## Directions
Restate the whole of the material. Keep every word, and drop the pictures.

## Extracted records
-- START --

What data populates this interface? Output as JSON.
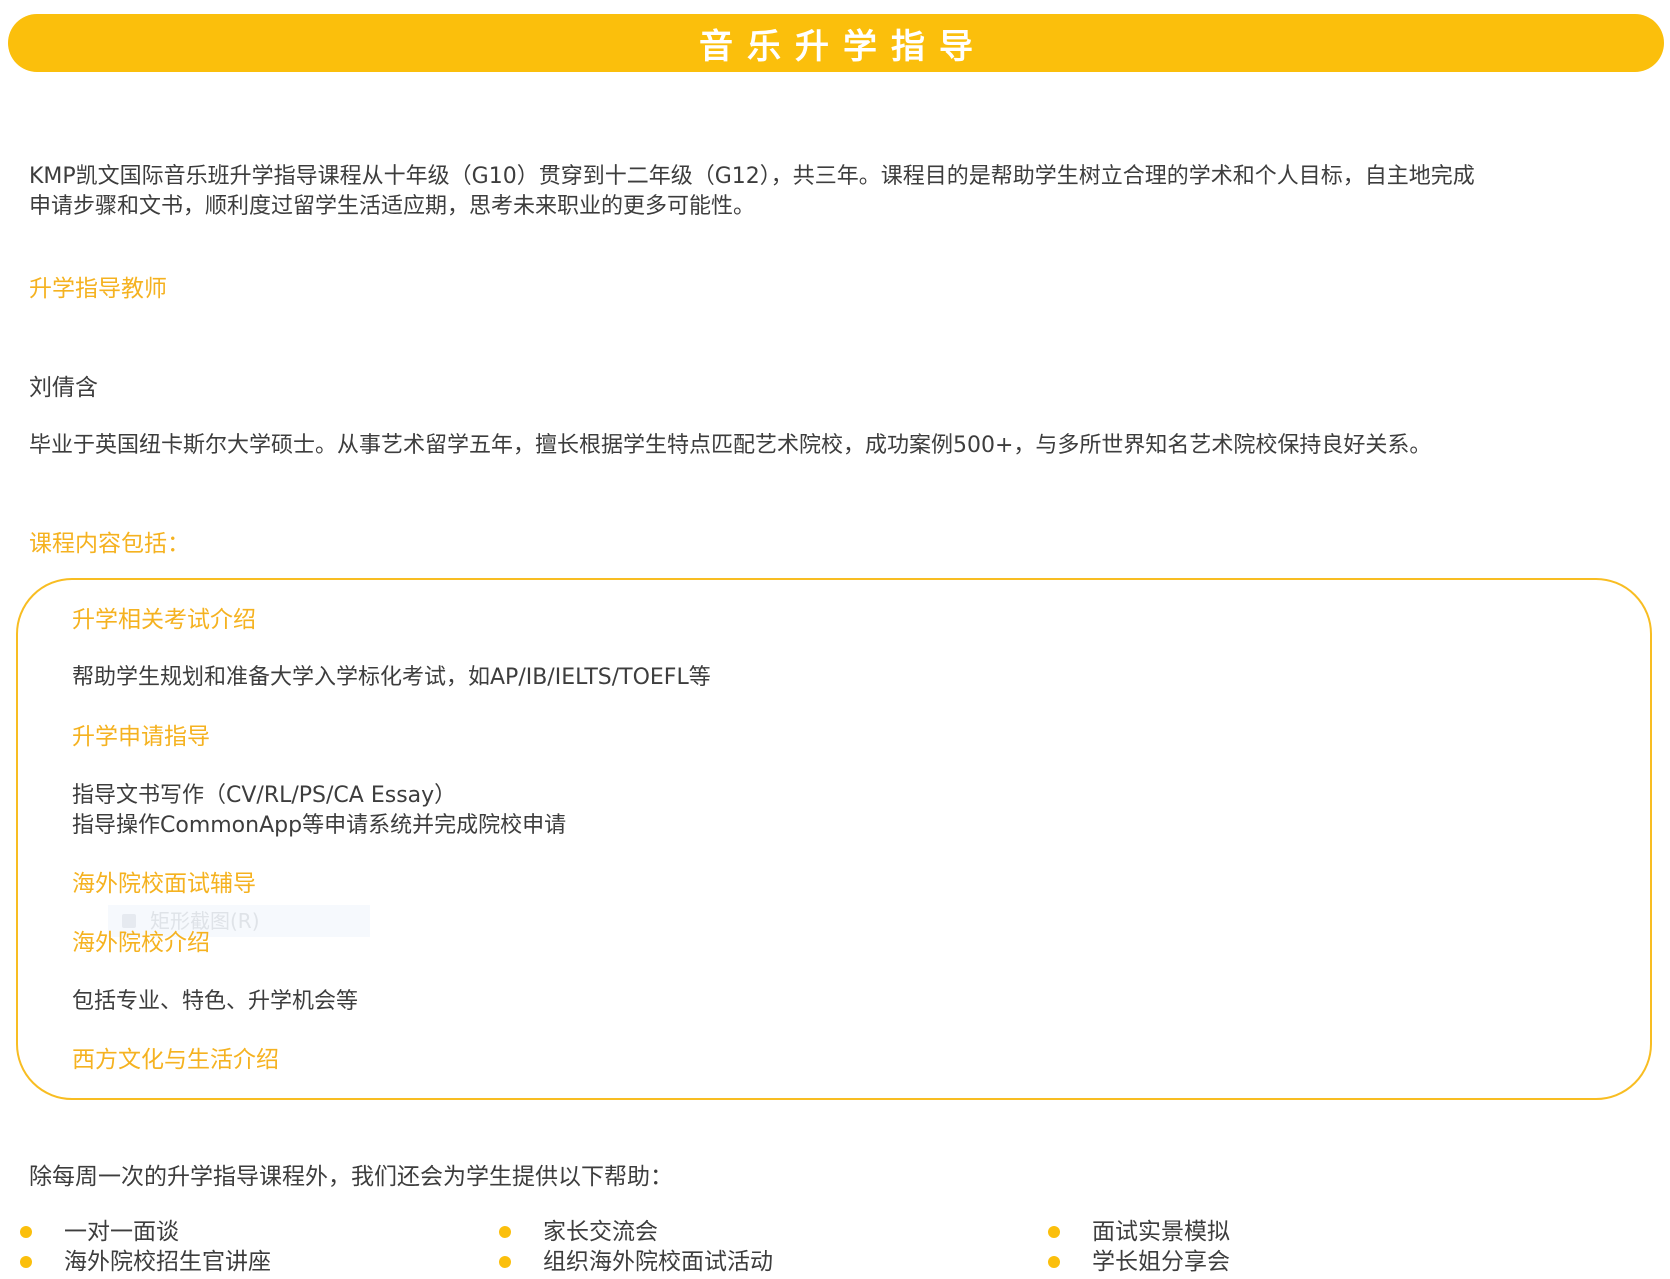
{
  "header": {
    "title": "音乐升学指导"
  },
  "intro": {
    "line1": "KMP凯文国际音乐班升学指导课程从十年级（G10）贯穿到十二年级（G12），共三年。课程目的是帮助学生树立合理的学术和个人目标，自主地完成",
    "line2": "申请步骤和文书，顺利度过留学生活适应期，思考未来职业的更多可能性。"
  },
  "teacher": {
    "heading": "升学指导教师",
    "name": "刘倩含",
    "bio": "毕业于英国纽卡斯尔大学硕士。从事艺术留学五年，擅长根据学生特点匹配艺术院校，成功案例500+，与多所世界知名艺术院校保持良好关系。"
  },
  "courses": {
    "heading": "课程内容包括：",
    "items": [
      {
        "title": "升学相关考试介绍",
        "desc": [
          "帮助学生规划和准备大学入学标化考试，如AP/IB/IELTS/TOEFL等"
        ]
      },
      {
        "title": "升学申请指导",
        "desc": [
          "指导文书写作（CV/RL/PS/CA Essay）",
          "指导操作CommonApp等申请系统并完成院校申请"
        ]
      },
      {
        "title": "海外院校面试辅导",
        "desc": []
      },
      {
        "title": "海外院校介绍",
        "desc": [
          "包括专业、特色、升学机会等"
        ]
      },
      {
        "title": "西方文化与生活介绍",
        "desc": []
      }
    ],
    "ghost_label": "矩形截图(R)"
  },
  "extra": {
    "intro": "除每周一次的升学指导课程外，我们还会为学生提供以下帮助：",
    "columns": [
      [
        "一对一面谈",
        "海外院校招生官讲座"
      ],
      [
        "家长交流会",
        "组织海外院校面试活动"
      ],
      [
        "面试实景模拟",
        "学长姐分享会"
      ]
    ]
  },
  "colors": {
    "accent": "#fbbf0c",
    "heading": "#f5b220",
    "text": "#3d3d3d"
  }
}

-- END --

## Final result
What data populates this interface? Output as JSON.
{
  "header": {
    "title": "音乐升学指导"
  },
  "intro": {
    "line1": "KMP凯文国际音乐班升学指导课程从十年级（G10）贯穿到十二年级（G12），共三年。课程目的是帮助学生树立合理的学术和个人目标，自主地完成",
    "line2": "申请步骤和文书，顺利度过留学生活适应期，思考未来职业的更多可能性。"
  },
  "teacher": {
    "heading": "升学指导教师",
    "name": "刘倩含",
    "bio": "毕业于英国纽卡斯尔大学硕士。从事艺术留学五年，擅长根据学生特点匹配艺术院校，成功案例500+，与多所世界知名艺术院校保持良好关系。"
  },
  "courses": {
    "heading": "课程内容包括：",
    "items": [
      {
        "title": "升学相关考试介绍",
        "desc": [
          "帮助学生规划和准备大学入学标化考试，如AP/IB/IELTS/TOEFL等"
        ]
      },
      {
        "title": "升学申请指导",
        "desc": [
          "指导文书写作（CV/RL/PS/CA Essay）",
          "指导操作CommonApp等申请系统并完成院校申请"
        ]
      },
      {
        "title": "海外院校面试辅导",
        "desc": []
      },
      {
        "title": "海外院校介绍",
        "desc": [
          "包括专业、特色、升学机会等"
        ]
      },
      {
        "title": "西方文化与生活介绍",
        "desc": []
      }
    ],
    "ghost_label": "矩形截图(R)"
  },
  "extra": {
    "intro": "除每周一次的升学指导课程外，我们还会为学生提供以下帮助：",
    "columns": [
      [
        "一对一面谈",
        "海外院校招生官讲座"
      ],
      [
        "家长交流会",
        "组织海外院校面试活动"
      ],
      [
        "面试实景模拟",
        "学长姐分享会"
      ]
    ]
  },
  "colors": {
    "accent": "#fbbf0c",
    "heading": "#f5b220",
    "text": "#3d3d3d"
  }
}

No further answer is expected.